-- begin Records to use --

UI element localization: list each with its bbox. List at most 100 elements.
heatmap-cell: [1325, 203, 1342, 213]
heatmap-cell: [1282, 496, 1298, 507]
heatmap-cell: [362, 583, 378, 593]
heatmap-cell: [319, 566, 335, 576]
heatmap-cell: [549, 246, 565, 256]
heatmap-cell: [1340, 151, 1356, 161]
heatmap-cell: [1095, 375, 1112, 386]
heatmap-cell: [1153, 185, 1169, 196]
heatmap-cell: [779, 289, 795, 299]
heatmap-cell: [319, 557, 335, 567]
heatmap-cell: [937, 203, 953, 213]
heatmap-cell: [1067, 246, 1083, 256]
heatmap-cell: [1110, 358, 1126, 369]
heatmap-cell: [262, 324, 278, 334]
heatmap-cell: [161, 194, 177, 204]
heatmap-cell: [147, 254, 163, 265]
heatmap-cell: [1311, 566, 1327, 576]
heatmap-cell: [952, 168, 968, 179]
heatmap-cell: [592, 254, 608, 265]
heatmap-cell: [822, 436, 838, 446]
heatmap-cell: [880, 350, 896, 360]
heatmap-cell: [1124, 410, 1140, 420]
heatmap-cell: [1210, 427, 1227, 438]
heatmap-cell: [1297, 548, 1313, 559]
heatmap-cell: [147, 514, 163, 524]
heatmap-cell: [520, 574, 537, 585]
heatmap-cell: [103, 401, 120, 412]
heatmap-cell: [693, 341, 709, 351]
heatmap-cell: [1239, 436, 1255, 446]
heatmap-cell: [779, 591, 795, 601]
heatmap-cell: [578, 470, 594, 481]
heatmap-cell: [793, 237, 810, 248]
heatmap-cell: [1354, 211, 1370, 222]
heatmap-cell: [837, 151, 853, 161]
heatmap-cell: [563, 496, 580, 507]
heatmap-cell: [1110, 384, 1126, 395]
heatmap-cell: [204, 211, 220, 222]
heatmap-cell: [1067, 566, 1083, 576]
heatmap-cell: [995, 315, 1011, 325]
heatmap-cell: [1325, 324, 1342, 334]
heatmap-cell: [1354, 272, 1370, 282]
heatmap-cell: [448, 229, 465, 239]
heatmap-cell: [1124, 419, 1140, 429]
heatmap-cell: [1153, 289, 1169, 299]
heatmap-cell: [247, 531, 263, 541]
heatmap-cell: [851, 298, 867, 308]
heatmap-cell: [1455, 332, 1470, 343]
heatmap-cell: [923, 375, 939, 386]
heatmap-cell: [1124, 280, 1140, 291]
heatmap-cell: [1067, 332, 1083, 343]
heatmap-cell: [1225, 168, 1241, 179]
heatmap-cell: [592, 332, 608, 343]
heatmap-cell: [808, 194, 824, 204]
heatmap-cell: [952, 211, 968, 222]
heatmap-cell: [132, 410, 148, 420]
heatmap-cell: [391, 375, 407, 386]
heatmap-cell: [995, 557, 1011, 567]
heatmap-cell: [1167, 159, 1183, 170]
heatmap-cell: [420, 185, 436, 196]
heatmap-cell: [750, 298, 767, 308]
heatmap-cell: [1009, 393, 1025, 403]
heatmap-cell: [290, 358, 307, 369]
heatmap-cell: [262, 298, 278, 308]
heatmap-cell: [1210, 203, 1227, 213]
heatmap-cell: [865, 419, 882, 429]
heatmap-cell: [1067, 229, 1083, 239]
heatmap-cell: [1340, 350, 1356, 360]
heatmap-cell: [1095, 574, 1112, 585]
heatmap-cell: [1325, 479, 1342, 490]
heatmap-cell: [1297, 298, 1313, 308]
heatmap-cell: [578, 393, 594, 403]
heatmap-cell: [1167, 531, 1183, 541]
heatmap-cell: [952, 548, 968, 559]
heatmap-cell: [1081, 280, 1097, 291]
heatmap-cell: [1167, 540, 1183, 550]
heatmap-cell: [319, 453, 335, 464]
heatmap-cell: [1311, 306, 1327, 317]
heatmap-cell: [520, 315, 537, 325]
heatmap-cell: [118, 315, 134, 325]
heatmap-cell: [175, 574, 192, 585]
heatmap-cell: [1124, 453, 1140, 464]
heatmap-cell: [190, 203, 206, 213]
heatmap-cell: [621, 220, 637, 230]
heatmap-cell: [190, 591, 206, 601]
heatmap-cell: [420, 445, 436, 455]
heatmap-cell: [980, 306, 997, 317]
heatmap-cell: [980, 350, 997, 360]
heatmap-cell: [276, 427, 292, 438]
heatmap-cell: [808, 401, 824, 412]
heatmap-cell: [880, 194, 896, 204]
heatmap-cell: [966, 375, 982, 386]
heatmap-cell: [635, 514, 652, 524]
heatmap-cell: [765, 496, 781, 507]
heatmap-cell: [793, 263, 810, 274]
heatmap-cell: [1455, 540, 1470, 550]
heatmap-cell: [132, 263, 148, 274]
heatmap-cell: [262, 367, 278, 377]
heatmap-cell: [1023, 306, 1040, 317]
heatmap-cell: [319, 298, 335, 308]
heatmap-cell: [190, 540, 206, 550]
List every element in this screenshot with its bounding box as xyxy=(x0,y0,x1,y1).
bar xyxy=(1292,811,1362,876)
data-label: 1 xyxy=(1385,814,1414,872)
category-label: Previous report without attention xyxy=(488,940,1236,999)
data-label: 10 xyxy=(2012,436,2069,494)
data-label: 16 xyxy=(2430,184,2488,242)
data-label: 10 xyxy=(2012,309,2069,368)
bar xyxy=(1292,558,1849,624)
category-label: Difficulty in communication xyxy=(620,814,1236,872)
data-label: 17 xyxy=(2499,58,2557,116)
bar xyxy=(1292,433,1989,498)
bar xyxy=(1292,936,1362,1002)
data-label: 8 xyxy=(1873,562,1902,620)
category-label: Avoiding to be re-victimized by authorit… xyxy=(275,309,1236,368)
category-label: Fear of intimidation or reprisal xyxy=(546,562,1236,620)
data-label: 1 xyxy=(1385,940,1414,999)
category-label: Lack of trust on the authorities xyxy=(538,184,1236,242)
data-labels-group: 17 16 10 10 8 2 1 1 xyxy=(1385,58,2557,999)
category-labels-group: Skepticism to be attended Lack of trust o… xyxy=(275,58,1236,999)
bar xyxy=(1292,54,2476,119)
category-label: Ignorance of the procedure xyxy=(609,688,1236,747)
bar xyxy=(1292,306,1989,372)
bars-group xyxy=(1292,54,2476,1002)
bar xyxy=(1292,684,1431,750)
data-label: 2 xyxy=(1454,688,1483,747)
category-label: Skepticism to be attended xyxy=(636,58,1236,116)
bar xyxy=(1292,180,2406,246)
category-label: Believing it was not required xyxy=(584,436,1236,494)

-- end Records to use --

__What is being asked__. Count the lines above that contain the string "Lack", and reply with the number alone.

__The solution__. 2